- **SUPPLIED MATERIAL**:

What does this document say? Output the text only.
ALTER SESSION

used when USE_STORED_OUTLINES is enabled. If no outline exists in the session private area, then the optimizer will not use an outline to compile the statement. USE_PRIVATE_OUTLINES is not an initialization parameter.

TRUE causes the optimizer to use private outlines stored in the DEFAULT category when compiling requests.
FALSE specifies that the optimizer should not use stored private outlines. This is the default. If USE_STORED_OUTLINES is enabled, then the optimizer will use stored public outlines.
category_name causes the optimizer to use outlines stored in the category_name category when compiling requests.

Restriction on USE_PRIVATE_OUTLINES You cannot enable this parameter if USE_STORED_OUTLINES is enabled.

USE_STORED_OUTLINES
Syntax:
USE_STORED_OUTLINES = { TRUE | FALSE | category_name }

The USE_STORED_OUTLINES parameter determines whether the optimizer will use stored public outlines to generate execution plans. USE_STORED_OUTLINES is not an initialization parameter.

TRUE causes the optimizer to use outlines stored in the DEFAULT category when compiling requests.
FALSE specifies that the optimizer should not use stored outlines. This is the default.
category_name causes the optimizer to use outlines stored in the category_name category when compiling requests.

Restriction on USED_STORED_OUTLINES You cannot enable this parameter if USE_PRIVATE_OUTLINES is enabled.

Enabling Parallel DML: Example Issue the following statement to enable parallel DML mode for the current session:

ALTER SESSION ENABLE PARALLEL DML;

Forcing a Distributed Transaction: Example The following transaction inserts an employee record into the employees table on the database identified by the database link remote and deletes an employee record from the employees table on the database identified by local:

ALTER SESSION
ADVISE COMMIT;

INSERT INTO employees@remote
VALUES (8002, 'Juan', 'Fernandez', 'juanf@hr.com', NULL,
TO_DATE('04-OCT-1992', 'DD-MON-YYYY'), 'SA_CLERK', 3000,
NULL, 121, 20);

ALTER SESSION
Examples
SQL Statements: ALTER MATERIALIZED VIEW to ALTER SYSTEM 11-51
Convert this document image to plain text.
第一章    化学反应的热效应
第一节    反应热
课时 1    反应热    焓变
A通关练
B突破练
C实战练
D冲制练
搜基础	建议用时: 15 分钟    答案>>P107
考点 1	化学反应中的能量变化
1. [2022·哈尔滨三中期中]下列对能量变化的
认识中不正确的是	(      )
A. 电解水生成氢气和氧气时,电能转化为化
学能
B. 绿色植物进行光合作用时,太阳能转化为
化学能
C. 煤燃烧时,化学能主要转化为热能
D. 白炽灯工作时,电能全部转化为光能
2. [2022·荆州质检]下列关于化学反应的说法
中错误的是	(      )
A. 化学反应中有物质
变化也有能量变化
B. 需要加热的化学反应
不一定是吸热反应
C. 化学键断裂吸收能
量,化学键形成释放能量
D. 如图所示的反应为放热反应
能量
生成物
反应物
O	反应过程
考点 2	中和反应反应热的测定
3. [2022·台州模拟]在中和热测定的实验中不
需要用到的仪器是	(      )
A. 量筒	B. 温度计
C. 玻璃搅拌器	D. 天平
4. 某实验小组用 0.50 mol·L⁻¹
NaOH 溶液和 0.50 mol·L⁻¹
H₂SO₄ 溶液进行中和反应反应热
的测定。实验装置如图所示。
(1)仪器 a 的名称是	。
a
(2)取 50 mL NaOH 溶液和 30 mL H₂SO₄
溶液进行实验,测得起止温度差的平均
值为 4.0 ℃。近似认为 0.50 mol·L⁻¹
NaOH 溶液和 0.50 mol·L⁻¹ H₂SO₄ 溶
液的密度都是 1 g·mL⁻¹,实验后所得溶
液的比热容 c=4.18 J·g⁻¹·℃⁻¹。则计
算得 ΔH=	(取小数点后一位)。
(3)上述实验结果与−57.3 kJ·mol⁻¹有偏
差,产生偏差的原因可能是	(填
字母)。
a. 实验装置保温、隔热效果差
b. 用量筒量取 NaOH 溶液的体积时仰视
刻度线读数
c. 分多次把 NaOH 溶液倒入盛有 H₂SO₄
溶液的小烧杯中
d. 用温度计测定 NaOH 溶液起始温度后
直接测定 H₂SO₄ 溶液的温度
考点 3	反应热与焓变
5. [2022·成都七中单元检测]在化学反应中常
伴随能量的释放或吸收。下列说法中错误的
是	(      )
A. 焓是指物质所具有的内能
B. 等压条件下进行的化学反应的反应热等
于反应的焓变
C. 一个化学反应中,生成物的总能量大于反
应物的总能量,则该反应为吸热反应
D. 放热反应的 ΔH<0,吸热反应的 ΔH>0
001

- **TASK TO COMPLETE**:
Output exactly the lines from the one containing "Convert this document image to plain text." through the last line of the entries, both ends included.

- **RESPONSE TO THE EXERCISE**:
Convert this document image to plain text.
第一章    化学反应的热效应
第一节    反应热
课时 1    反应热    焓变
A通关练
B突破练
C实战练
D冲制练
搜基础	建议用时: 15 分钟    答案>>P107
考点 1	化学反应中的能量变化
1. [2022·哈尔滨三中期中]下列对能量变化的
认识中不正确的是	(      )
A. 电解水生成氢气和氧气时,电能转化为化
学能
B. 绿色植物进行光合作用时,太阳能转化为
化学能
C. 煤燃烧时,化学能主要转化为热能
D. 白炽灯工作时,电能全部转化为光能
2. [2022·荆州质检]下列关于化学反应的说法
中错误的是	(      )
A. 化学反应中有物质
变化也有能量变化
B. 需要加热的化学反应
不一定是吸热反应
C. 化学键断裂吸收能
量,化学键形成释放能量
D. 如图所示的反应为放热反应
能量
生成物
反应物
O	反应过程
考点 2	中和反应反应热的测定
3. [2022·台州模拟]在中和热测定的实验中不
需要用到的仪器是	(      )
A. 量筒	B. 温度计
C. 玻璃搅拌器	D. 天平
4. 某实验小组用 0.50 mol·L⁻¹
NaOH 溶液和 0.50 mol·L⁻¹
H₂SO₄ 溶液进行中和反应反应热
的测定。实验装置如图所示。
(1)仪器 a 的名称是	。
a
(2)取 50 mL NaOH 溶液和 30 mL H₂SO₄
溶液进行实验,测得起止温度差的平均
值为 4.0 ℃。近似认为 0.50 mol·L⁻¹
NaOH 溶液和 0.50 mol·L⁻¹ H₂SO₄ 溶
液的密度都是 1 g·mL⁻¹,实验后所得溶
液的比热容 c=4.18 J·g⁻¹·℃⁻¹。则计
算得 ΔH=	(取小数点后一位)。
(3)上述实验结果与−57.3 kJ·mol⁻¹有偏
差,产生偏差的原因可能是	(填
字母)。
a. 实验装置保温、隔热效果差
b. 用量筒量取 NaOH 溶液的体积时仰视
刻度线读数
c. 分多次把 NaOH 溶液倒入盛有 H₂SO₄
溶液的小烧杯中
d. 用温度计测定 NaOH 溶液起始温度后
直接测定 H₂SO₄ 溶液的温度
考点 3	反应热与焓变
5. [2022·成都七中单元检测]在化学反应中常
伴随能量的释放或吸收。下列说法中错误的
是	(      )
A. 焓是指物质所具有的内能
B. 等压条件下进行的化学反应的反应热等
于反应的焓变
C. 一个化学反应中,生成物的总能量大于反
应物的总能量,则该反应为吸热反应
D. 放热反应的 ΔH<0,吸热反应的 ΔH>0
001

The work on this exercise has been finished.